(Data extracted from a collection)
────────────────────────────────────────
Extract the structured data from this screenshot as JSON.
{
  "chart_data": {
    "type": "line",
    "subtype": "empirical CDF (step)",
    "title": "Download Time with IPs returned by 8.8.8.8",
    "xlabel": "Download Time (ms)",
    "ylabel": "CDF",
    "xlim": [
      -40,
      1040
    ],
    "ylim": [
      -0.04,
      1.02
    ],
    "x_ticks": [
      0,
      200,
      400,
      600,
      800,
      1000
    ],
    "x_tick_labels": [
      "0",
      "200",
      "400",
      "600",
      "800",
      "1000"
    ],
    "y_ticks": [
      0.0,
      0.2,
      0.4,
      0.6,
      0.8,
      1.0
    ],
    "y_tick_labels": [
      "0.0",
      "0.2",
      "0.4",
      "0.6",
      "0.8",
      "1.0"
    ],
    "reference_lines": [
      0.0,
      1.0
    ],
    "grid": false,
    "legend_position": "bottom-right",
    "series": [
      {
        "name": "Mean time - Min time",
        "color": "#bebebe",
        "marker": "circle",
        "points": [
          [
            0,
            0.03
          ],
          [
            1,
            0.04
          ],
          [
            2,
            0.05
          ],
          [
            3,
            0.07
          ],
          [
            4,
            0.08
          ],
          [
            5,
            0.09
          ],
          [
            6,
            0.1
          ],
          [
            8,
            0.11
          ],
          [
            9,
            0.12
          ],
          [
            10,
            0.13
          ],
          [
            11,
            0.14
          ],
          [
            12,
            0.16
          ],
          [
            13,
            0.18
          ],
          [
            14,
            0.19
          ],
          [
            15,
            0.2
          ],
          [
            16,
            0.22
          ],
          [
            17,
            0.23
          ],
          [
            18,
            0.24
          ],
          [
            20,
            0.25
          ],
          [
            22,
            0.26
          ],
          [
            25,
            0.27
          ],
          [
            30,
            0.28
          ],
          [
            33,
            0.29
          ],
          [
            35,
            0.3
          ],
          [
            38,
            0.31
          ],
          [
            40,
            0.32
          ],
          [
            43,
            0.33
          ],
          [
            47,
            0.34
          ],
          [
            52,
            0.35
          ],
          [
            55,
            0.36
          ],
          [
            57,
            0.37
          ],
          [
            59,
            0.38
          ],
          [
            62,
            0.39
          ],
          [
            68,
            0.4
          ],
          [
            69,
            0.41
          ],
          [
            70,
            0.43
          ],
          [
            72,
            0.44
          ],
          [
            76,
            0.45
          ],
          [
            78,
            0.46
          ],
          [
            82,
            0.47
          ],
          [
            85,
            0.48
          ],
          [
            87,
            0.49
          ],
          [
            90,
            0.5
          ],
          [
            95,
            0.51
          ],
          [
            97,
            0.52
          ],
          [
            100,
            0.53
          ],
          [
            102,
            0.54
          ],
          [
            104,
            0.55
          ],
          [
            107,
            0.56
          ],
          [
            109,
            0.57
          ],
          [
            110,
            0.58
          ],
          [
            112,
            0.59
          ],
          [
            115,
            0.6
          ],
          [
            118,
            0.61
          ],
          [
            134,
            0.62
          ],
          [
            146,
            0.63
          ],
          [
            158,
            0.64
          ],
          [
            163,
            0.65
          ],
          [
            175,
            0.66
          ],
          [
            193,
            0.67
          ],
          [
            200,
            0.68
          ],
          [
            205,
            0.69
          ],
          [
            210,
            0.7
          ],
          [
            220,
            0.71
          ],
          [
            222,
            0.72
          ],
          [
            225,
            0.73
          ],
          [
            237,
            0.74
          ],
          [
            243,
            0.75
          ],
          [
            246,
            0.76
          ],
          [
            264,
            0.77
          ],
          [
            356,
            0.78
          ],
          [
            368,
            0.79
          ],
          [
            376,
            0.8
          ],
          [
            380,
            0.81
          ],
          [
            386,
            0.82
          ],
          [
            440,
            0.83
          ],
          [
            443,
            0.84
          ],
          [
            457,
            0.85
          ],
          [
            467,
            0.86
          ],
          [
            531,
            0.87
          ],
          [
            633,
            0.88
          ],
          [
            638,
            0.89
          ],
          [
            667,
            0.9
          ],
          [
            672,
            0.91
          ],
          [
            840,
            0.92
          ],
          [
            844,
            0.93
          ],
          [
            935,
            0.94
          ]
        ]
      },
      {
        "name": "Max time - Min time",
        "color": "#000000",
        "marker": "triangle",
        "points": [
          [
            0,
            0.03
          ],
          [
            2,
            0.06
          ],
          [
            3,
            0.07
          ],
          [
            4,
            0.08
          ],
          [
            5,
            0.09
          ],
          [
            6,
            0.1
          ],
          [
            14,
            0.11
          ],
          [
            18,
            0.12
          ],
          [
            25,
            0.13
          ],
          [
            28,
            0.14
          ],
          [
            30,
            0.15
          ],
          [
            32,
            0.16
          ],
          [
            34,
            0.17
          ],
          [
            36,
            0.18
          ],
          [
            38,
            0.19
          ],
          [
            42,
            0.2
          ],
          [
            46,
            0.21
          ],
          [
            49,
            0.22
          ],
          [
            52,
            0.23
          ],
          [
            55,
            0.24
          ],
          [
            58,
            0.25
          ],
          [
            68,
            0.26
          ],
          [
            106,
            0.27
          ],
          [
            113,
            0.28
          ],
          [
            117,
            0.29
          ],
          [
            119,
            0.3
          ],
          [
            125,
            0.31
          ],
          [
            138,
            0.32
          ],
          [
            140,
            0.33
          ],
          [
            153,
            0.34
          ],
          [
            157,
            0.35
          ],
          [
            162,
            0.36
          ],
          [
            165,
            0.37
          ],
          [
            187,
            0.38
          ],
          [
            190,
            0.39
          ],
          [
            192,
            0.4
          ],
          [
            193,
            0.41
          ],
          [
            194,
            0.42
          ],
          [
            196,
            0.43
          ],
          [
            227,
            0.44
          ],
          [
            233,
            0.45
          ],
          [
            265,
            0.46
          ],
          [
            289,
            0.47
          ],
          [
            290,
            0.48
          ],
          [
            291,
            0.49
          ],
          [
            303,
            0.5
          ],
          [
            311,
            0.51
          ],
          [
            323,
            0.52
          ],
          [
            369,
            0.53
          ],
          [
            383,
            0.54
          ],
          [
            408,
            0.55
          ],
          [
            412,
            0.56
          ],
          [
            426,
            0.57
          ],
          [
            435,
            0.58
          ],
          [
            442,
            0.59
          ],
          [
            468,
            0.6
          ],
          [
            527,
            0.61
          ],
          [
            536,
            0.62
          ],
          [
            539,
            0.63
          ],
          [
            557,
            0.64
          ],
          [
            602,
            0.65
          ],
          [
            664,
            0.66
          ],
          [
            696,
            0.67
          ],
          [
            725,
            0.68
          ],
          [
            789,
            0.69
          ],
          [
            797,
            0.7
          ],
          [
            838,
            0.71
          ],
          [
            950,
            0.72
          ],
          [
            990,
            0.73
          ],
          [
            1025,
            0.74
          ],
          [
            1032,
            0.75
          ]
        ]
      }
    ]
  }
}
────────────────────────────────────────
= WORK TO DO =
Pick out every line with the string "name" and copy it.

= SOLUTION TO THIS PROBLEM =
        "name": "Mean time - Min time",
        "name": "Max time - Min time",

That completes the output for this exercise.